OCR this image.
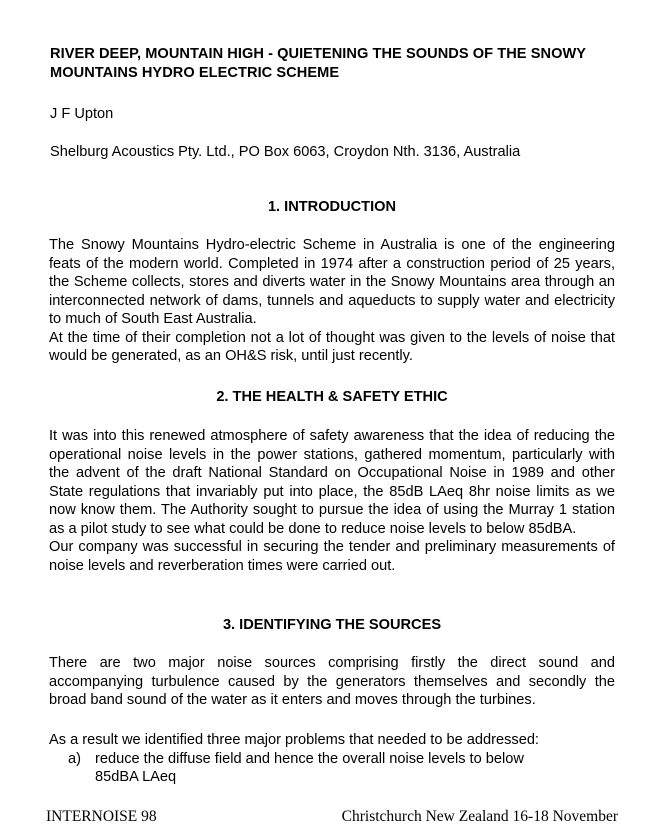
RIVER DEEP, MOUNTAIN HIGH - QUIETENING THE SOUNDS OF THE SNOWY MOUNTAINS HYDRO ELECTRIC SCHEME
J F Upton
Shelburg Acoustics Pty. Ltd., PO Box 6063, Croydon Nth. 3136, Australia
1. INTRODUCTION

The Snowy Mountains Hydro-electric Scheme in Australia is one of the engineering feats of the modern world. Completed in 1974 after a construction period of 25 years, the Scheme collects, stores and diverts water in the Snowy Mountains area through an interconnected network of dams, tunnels and aqueducts to supply water and electricity to much of South East Australia.

At the time of their completion not a lot of thought was given to the levels of noise that would be generated, as an OH&S risk, until just recently.

2. THE HEALTH & SAFETY ETHIC

It was into this renewed atmosphere of safety awareness that the idea of reducing the operational noise levels in the power stations, gathered momentum, particularly with the advent of the draft National Standard on Occupational Noise in 1989 and other State regulations that invariably put into place, the 85dB LAeq 8hr noise limits as we now know them. The Authority sought to pursue the idea of using the Murray 1 station as a pilot study to see what could be done to reduce noise levels to below 85dBA.

Our company was successful in securing the tender and preliminary measurements of noise levels and reverberation times were carried out.

3. IDENTIFYING THE SOURCES

There are two major noise sources comprising firstly the direct sound and accompanying turbulence caused by the generators themselves and secondly the broad band sound of the water as it enters and moves through the turbines.

As a result we identified three major problems that needed to be addressed:

a) reduce the diffuse field and hence the overall noise levels to below 85dBA LAeq
INTERNOISE 98	Christchurch New Zealand 16-18 November
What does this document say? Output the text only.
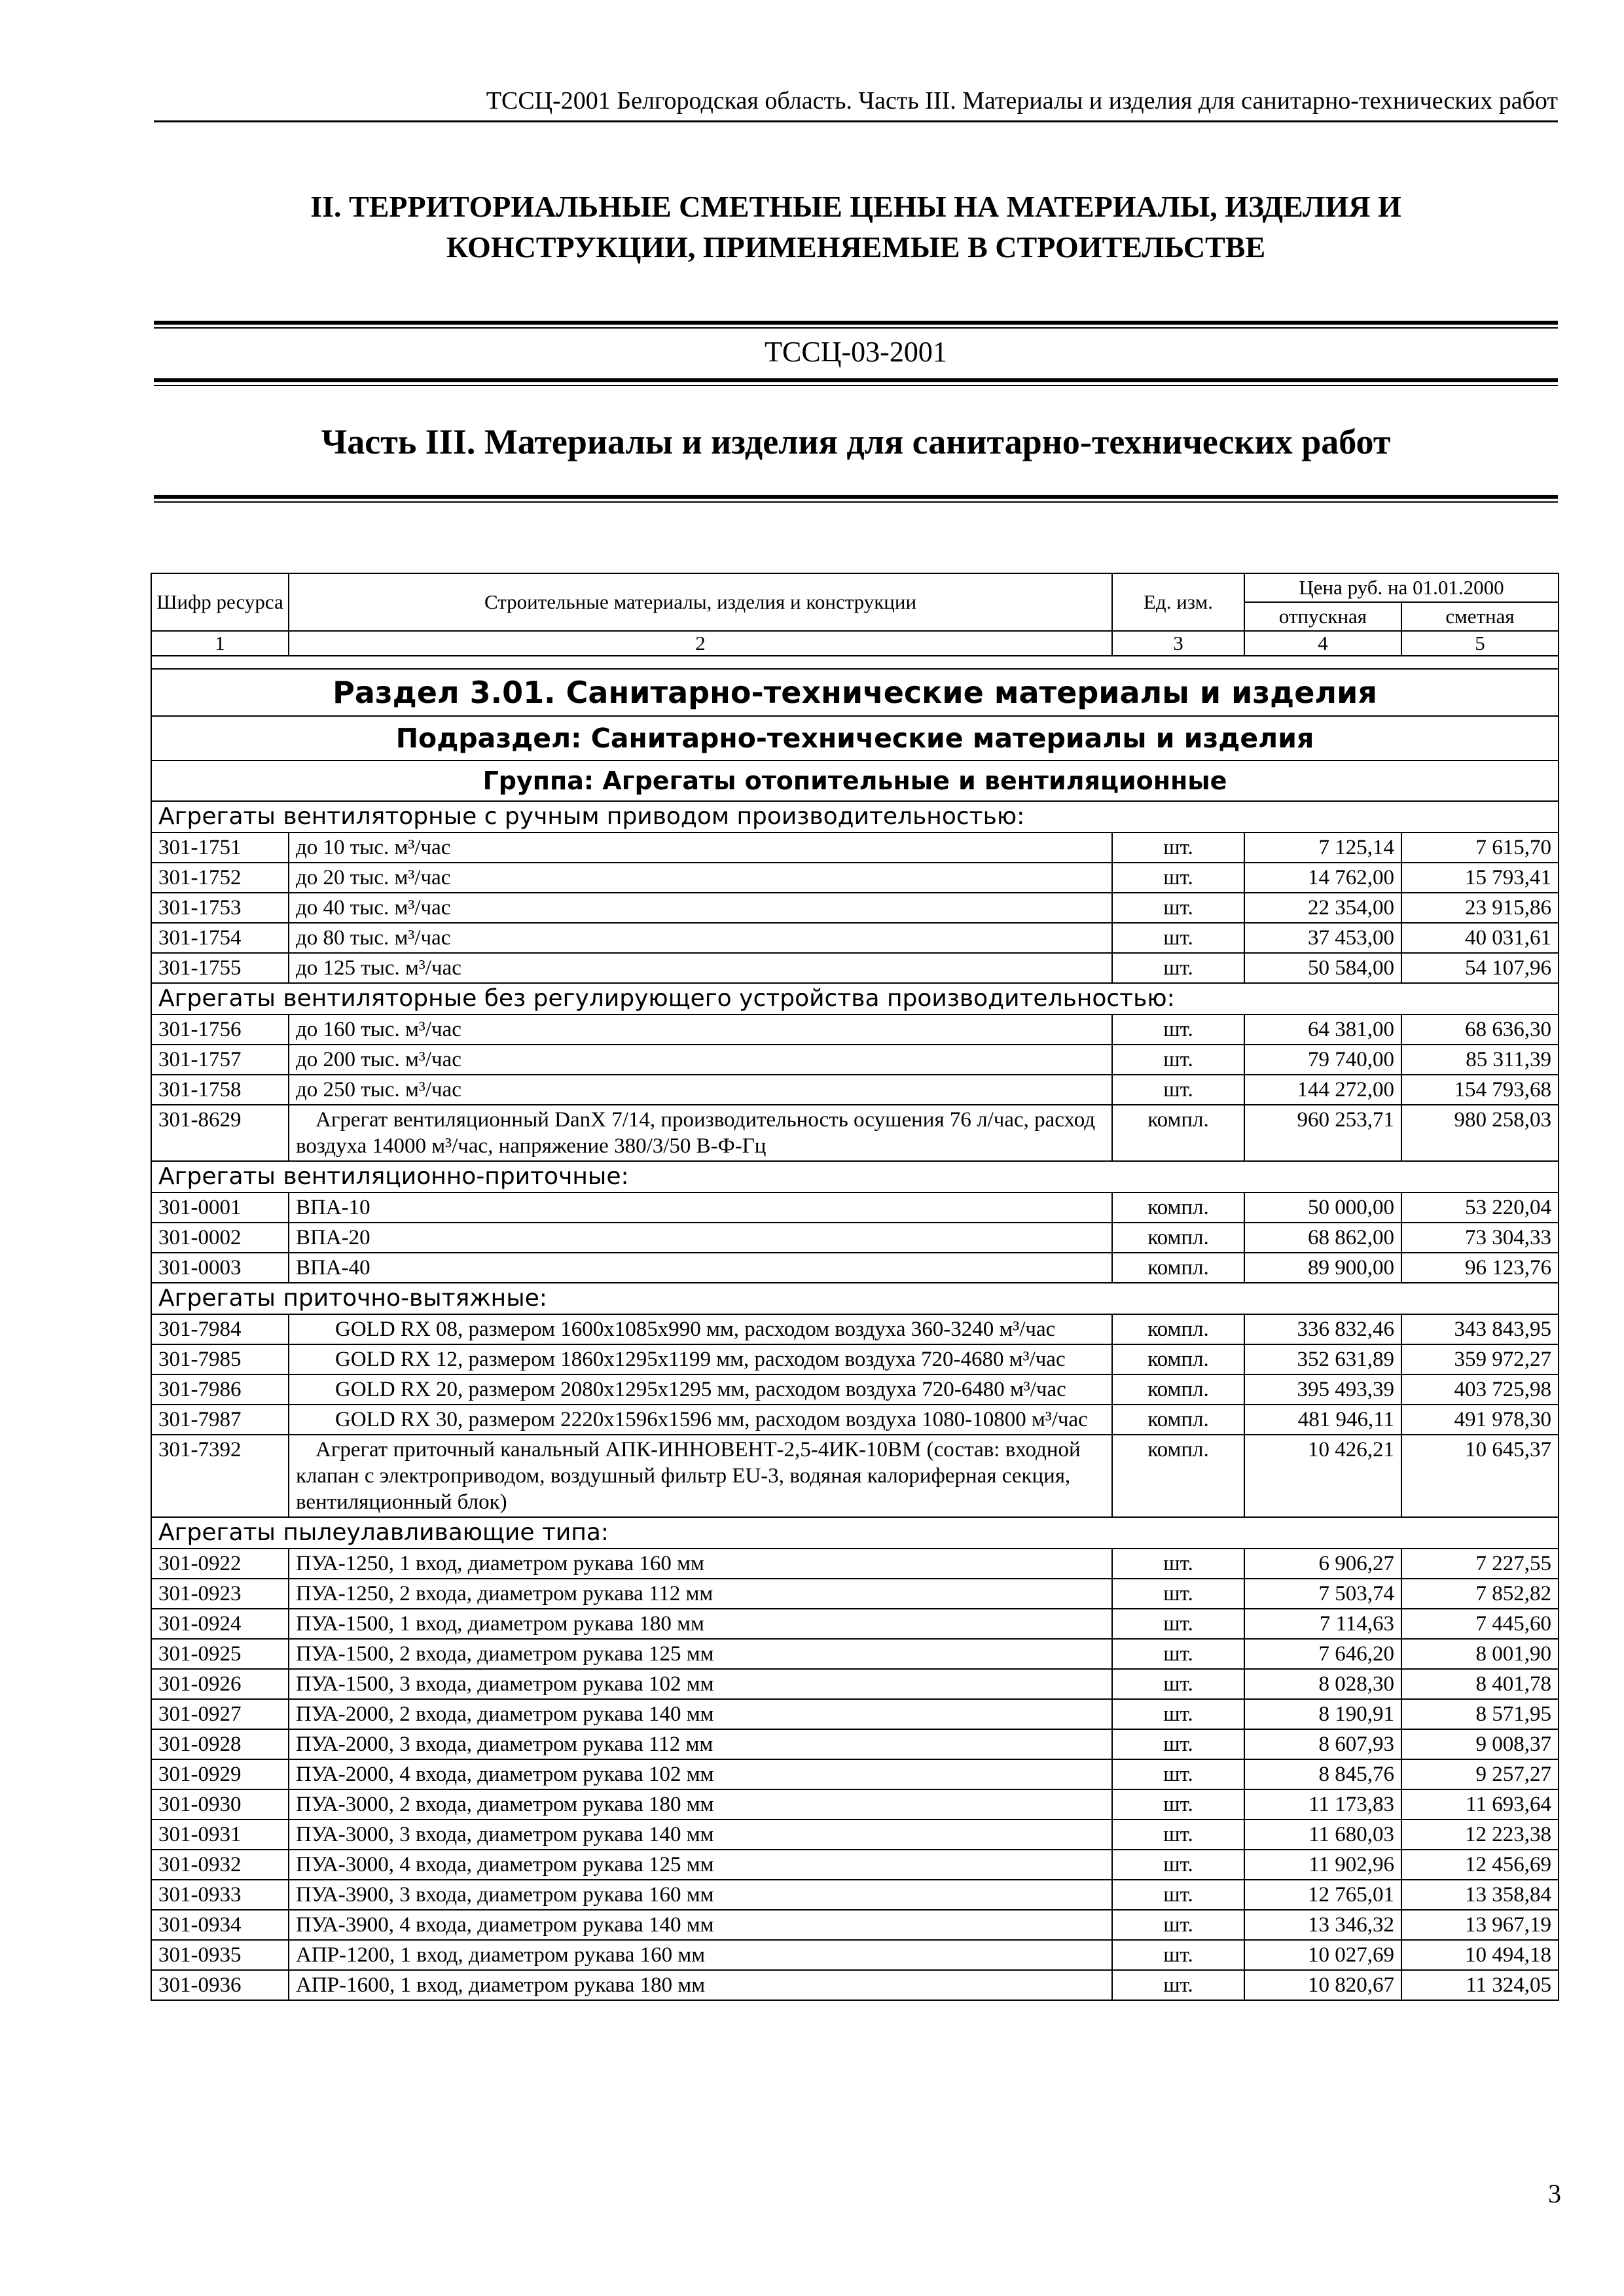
ТССЦ-2001 Белгородская область. Часть III. Материалы и изделия для санитарно-технических работ
II. ТЕРРИТОРИАЛЬНЫЕ СМЕТНЫЕ ЦЕНЫ НА МАТЕРИАЛЫ, ИЗДЕЛИЯ И
КОНСТРУКЦИИ, ПРИМЕНЯЕМЫЕ В СТРОИТЕЛЬСТВЕ
ТССЦ-03-2001
Часть III. Материалы и изделия для санитарно-технических работ
Шифр ресурса	Строительные материалы, изделия и конструкции	Ед. изм.	Цена руб. на 01.01.2000	
			отпускная	сметная
1	2	3	4	5

Раздел 3.01. Санитарно-технические материалы и изделия				
Подраздел: Санитарно-технические материалы и изделия				
Группа: Агрегаты отопительные и вентиляционные				
Агрегаты вентиляторные с ручным приводом производительностью:				
301-1751	до 10 тыс. м³/час	шт.	7 125,14	7 615,70
301-1752	до 20 тыс. м³/час	шт.	14 762,00	15 793,41
301-1753	до 40 тыс. м³/час	шт.	22 354,00	23 915,86
301-1754	до 80 тыс. м³/час	шт.	37 453,00	40 031,61
301-1755	до 125 тыс. м³/час	шт.	50 584,00	54 107,96
Агрегаты вентиляторные без регулирующего устройства производительностью:				
301-1756	до 160 тыс. м³/час	шт.	64 381,00	68 636,30
301-1757	до 200 тыс. м³/час	шт.	79 740,00	85 311,39
301-1758	до 250 тыс. м³/час	шт.	144 272,00	154 793,68
301-8629	Агрегат вентиляционный DanX 7/14, производительность осушения 76 л/час, расход воздуха 14000 м³/час, напряжение 380/3/50 В-Ф-Гц	компл.	960 253,71	980 258,03
Агрегаты вентиляционно-приточные:				
301-0001	ВПА-10	компл.	50 000,00	53 220,04
301-0002	ВПА-20	компл.	68 862,00	73 304,33
301-0003	ВПА-40	компл.	89 900,00	96 123,76
Агрегаты приточно-вытяжные:				
301-7984	GOLD RX 08, размером 1600х1085х990 мм, расходом воздуха 360-3240 м³/час	компл.	336 832,46	343 843,95
301-7985	GOLD RX 12, размером 1860х1295х1199 мм, расходом воздуха 720-4680 м³/час	компл.	352 631,89	359 972,27
301-7986	GOLD RX 20, размером 2080х1295х1295 мм, расходом воздуха 720-6480 м³/час	компл.	395 493,39	403 725,98
301-7987	GOLD RX 30, размером 2220х1596х1596 мм, расходом воздуха 1080-10800 м³/час	компл.	481 946,11	491 978,30
301-7392	Агрегат приточный канальный АПК-ИННОВЕНТ-2,5-4ИК-10ВМ (состав: входной клапан с электроприводом, воздушный фильтр EU-3, водяная калориферная секция, вентиляционный блок)	компл.	10 426,21	10 645,37
Агрегаты пылеулавливающие типа:				
301-0922	ПУА-1250, 1 вход, диаметром рукава 160 мм	шт.	6 906,27	7 227,55
301-0923	ПУА-1250, 2 входа, диаметром рукава 112 мм	шт.	7 503,74	7 852,82
301-0924	ПУА-1500, 1 вход, диаметром рукава 180 мм	шт.	7 114,63	7 445,60
301-0925	ПУА-1500, 2 входа, диаметром рукава 125 мм	шт.	7 646,20	8 001,90
301-0926	ПУА-1500, 3 входа, диаметром рукава 102 мм	шт.	8 028,30	8 401,78
301-0927	ПУА-2000, 2 входа, диаметром рукава 140 мм	шт.	8 190,91	8 571,95
301-0928	ПУА-2000, 3 входа, диаметром рукава 112 мм	шт.	8 607,93	9 008,37
301-0929	ПУА-2000, 4 входа, диаметром рукава 102 мм	шт.	8 845,76	9 257,27
301-0930	ПУА-3000, 2 входа, диаметром рукава 180 мм	шт.	11 173,83	11 693,64
301-0931	ПУА-3000, 3 входа, диаметром рукава 140 мм	шт.	11 680,03	12 223,38
301-0932	ПУА-3000, 4 входа, диаметром рукава 125 мм	шт.	11 902,96	12 456,69
301-0933	ПУА-3900, 3 входа, диаметром рукава 160 мм	шт.	12 765,01	13 358,84
301-0934	ПУА-3900, 4 входа, диаметром рукава 140 мм	шт.	13 346,32	13 967,19
301-0935	АПР-1200, 1 вход, диаметром рукава 160 мм	шт.	10 027,69	10 494,18
301-0936	АПР-1600, 1 вход, диаметром рукава 180 мм	шт.	10 820,67	11 324,05
3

+--

EXERCISE REQUIREMENTS: Scan the material and collect every line that contains "вентиляционный".

SOLVED PROBLEM:
301-8629	Агрегат вентиляционный DanX 7/14, производительность осушения 76 л/час, расход воздуха 14000 м³/час, напряжение 380/3/50 В-Ф-Гц	компл.	960 253,71	980 258,03
301-7392	Агрегат приточный канальный АПК-ИННОВЕНТ-2,5-4ИК-10ВМ (состав: входной клапан с электроприводом, воздушный фильтр EU-3, водяная калориферная секция, вентиляционный блок)	компл.	10 426,21	10 645,37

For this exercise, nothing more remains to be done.